▶ _EXTRACT_:
——

The complexity of the algorithm to be used will be linear in the length of the patterns which are present plus the length of the searched text or string plus the number of possible outcomes.
Here one thing to be noted is that as all matches are found, there can be a quadratic number of matches if every substring matches (e.g. dictionary = b, bb, bbb, bbbb and input string is bbbb).
Spell Check as an Obstacle
We need to focused on this definitely as it is related with the input string.
Ambiguity: Like other languages, English spelling has never been systematically updated and therefore only partly holds to the alphabetic principle. As an result, in spelling there is a need to concentrate on weak rules with many exceptions and ambiguities.
Redundant letters: alphabet may have several letters whose characteristic are already represented elsewhere in the alphabet. These include X (as in ks, C (hard as in K) and many more examples exists.
The spellings of some words such as tongue and stomach are so unindicative of their pronunciation that changing the spelling would noticeably change the shape of the word.
Likewise, the irregular spelling of very common words such as is, are, have, done and of makes it difficult to fix them without introducing a noticeable change to the
appearance of English text. This would create acceptance issues.

——

Collected data:
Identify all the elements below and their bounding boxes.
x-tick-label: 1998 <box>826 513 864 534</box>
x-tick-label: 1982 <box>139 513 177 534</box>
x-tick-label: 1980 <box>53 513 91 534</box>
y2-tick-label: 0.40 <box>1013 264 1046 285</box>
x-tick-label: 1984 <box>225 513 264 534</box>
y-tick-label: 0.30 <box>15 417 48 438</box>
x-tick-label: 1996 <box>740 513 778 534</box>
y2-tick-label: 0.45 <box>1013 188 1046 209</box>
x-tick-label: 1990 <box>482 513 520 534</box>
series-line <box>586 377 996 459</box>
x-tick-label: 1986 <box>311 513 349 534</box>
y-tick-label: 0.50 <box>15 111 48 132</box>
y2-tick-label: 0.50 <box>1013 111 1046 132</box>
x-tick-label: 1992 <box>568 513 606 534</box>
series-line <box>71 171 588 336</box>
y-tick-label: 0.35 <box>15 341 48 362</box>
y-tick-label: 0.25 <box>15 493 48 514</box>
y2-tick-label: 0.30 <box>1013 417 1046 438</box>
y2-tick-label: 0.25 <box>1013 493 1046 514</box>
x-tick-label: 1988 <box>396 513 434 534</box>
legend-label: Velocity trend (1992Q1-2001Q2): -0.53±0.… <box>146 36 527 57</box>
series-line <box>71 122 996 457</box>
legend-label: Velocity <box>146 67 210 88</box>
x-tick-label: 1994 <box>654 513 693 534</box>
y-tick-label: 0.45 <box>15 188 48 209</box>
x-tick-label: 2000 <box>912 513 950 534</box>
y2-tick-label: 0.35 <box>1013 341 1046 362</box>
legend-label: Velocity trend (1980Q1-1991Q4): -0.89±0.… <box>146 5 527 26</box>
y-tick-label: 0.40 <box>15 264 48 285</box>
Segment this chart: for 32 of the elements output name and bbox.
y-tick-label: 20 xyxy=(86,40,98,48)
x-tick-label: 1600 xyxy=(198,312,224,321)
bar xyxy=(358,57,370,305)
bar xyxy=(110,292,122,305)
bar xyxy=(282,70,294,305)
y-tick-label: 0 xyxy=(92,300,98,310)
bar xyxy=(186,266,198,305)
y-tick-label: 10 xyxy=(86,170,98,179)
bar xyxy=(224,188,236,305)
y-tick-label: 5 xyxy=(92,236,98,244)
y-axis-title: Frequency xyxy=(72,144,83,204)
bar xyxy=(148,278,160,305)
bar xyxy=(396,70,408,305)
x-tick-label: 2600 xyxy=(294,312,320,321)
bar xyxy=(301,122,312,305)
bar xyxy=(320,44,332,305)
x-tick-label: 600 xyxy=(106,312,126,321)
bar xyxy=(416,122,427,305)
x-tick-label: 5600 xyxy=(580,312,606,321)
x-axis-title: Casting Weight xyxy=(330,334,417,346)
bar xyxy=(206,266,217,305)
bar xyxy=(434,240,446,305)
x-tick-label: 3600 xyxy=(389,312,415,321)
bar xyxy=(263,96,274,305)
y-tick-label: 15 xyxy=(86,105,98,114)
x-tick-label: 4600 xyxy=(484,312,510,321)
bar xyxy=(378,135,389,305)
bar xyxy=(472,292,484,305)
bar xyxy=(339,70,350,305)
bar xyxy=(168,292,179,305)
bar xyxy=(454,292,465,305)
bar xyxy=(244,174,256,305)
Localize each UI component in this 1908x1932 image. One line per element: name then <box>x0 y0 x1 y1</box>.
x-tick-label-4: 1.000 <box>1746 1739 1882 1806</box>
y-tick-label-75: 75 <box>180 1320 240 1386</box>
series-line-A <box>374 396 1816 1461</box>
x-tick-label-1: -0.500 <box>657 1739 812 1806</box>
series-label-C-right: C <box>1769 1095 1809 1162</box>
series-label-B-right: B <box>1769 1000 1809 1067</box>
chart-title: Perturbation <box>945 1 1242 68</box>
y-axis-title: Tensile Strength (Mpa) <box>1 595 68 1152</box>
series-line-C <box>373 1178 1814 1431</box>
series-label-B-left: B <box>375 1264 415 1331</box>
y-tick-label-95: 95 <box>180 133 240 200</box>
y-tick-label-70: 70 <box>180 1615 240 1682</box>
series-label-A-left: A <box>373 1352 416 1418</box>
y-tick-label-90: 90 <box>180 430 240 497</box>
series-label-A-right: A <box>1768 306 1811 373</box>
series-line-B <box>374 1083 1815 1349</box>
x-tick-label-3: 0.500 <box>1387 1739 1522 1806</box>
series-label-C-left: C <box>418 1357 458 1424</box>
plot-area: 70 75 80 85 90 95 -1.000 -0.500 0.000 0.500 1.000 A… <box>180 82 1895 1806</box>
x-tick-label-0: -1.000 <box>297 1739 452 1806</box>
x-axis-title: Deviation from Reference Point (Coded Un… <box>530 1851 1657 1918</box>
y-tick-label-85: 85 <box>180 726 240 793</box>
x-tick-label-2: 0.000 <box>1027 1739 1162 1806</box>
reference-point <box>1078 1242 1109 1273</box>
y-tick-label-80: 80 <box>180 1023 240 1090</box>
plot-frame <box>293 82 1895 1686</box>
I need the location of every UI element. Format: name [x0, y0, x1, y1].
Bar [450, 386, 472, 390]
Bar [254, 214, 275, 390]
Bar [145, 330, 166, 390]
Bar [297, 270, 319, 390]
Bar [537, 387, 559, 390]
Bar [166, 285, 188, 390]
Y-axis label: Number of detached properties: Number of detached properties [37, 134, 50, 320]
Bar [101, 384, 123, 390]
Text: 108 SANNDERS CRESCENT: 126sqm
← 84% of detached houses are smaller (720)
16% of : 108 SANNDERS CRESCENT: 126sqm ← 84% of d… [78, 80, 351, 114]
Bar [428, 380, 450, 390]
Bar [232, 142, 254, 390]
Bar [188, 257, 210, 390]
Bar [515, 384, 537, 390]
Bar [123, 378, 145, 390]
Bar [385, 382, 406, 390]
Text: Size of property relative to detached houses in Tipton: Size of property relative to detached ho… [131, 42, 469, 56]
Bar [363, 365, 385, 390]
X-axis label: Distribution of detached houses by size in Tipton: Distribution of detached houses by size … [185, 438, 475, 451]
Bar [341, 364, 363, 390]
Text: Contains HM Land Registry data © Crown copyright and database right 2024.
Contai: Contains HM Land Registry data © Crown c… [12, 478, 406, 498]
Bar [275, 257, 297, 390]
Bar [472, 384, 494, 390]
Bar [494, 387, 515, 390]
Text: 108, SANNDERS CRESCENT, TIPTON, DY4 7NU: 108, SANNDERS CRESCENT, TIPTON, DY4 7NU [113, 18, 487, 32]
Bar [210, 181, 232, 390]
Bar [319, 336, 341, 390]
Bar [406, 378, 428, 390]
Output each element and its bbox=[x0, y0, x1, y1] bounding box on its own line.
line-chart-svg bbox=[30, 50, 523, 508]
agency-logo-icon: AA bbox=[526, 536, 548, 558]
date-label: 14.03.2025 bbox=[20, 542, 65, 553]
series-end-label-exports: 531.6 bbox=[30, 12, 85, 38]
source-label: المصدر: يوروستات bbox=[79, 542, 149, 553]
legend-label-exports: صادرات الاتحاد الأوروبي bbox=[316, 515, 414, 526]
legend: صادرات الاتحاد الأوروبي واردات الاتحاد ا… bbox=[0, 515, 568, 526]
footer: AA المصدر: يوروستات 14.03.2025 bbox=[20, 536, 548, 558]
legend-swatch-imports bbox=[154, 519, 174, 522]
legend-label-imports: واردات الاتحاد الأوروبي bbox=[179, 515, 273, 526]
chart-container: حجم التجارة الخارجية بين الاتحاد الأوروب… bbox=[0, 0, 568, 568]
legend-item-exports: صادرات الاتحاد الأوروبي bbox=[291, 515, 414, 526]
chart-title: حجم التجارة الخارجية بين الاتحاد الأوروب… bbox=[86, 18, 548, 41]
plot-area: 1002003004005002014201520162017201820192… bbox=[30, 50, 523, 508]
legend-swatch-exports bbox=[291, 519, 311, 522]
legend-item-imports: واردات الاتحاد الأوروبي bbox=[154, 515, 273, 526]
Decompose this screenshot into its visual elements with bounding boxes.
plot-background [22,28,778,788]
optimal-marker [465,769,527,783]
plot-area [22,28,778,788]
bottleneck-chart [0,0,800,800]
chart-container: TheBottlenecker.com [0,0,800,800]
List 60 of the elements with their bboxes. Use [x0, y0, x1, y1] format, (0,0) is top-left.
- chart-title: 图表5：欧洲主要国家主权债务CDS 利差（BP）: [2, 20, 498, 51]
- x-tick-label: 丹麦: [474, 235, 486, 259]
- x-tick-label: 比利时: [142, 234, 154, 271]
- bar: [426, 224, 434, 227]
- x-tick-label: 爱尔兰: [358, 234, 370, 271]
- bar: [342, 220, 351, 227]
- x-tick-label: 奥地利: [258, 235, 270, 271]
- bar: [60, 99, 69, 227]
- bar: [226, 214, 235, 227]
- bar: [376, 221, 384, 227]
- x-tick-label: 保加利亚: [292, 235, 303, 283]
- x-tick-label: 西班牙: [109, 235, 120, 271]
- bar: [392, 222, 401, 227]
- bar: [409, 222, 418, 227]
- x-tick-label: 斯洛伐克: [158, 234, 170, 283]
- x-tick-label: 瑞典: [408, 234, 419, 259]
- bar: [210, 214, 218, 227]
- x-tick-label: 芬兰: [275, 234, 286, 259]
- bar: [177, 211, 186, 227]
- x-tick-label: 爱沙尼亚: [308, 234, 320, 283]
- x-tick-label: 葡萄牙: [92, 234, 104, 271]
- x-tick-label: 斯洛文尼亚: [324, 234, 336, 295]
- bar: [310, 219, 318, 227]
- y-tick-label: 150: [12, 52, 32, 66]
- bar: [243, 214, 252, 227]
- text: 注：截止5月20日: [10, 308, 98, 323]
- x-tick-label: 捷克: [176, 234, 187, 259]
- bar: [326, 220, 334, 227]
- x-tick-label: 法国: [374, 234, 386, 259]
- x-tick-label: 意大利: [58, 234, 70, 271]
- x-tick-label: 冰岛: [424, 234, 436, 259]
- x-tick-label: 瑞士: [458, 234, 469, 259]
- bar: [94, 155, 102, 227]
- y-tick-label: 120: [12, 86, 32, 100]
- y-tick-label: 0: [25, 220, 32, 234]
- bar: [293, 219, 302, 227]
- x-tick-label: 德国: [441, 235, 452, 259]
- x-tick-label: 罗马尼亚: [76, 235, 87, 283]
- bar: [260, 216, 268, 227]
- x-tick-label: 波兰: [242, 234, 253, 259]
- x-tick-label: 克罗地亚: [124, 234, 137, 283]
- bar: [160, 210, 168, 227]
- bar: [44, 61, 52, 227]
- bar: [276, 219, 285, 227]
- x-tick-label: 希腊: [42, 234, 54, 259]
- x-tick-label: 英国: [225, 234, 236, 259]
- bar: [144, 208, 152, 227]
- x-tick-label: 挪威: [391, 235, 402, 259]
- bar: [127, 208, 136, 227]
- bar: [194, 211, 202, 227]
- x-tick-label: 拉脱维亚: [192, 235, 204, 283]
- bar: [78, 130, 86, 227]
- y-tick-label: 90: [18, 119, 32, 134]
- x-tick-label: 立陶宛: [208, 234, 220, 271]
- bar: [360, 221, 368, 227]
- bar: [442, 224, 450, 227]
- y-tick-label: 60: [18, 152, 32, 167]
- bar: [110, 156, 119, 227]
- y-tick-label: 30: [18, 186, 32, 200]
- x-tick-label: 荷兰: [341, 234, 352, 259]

——

▶ _DIRECTIONS FOR THIS TASK_:
Extend the passage on spell-check obstacles, beginning right after its final sentence. The data bear no relation to the passage on spell-check obstacles.

▶ _REPLY_:
in this way system should detect the various misspelled words and correct them accordingly.
Pruning on strings
Pruning is a method in machine learning that decreases the size of decision trees by removing sections of the tree that provide little power to classify instances.
The other objective of pruning is reducing the complexity of the final classifier as well as better predictive accuracy by the reduction of overfitting and removal of sections of a classifier that may be based on noisy or erroneous data.
Pruning of noisy data is important to fully automate the process of data collection and learning for object recognition.
The efforts in this way have been focused on creating complicated features, particularly with respect to the targeted area.
Our key idea is that automatic elimination of non relevant and possible outcomes can be done without incorporating very complicated steps. Therefore in this way we can reduce the n possible outcomes at a certain level so that what will remain will be the perfect one.
Predicted Modules in proposed system
First module which handle the input string to be entered by the end user.
Second module which will immediately check whether the entered string is correct with respect to syntax and semantics.
Third module will suggest corrected spellings with respect to users query or string.
Fourth module will retrieve the n possible outcomes of users query or string.
Fifth module will retrieve the relevant documents from the database which will satisfy the users request.
These above mentioned modules will handle the overall system smoothly and effectively.
After discussing above mentioned points now we proposed our contribution what we wish to do in our proposed system.
As almost information retrieval application will require an internet connection in
live state; what happens if sometimes that connection will not be available?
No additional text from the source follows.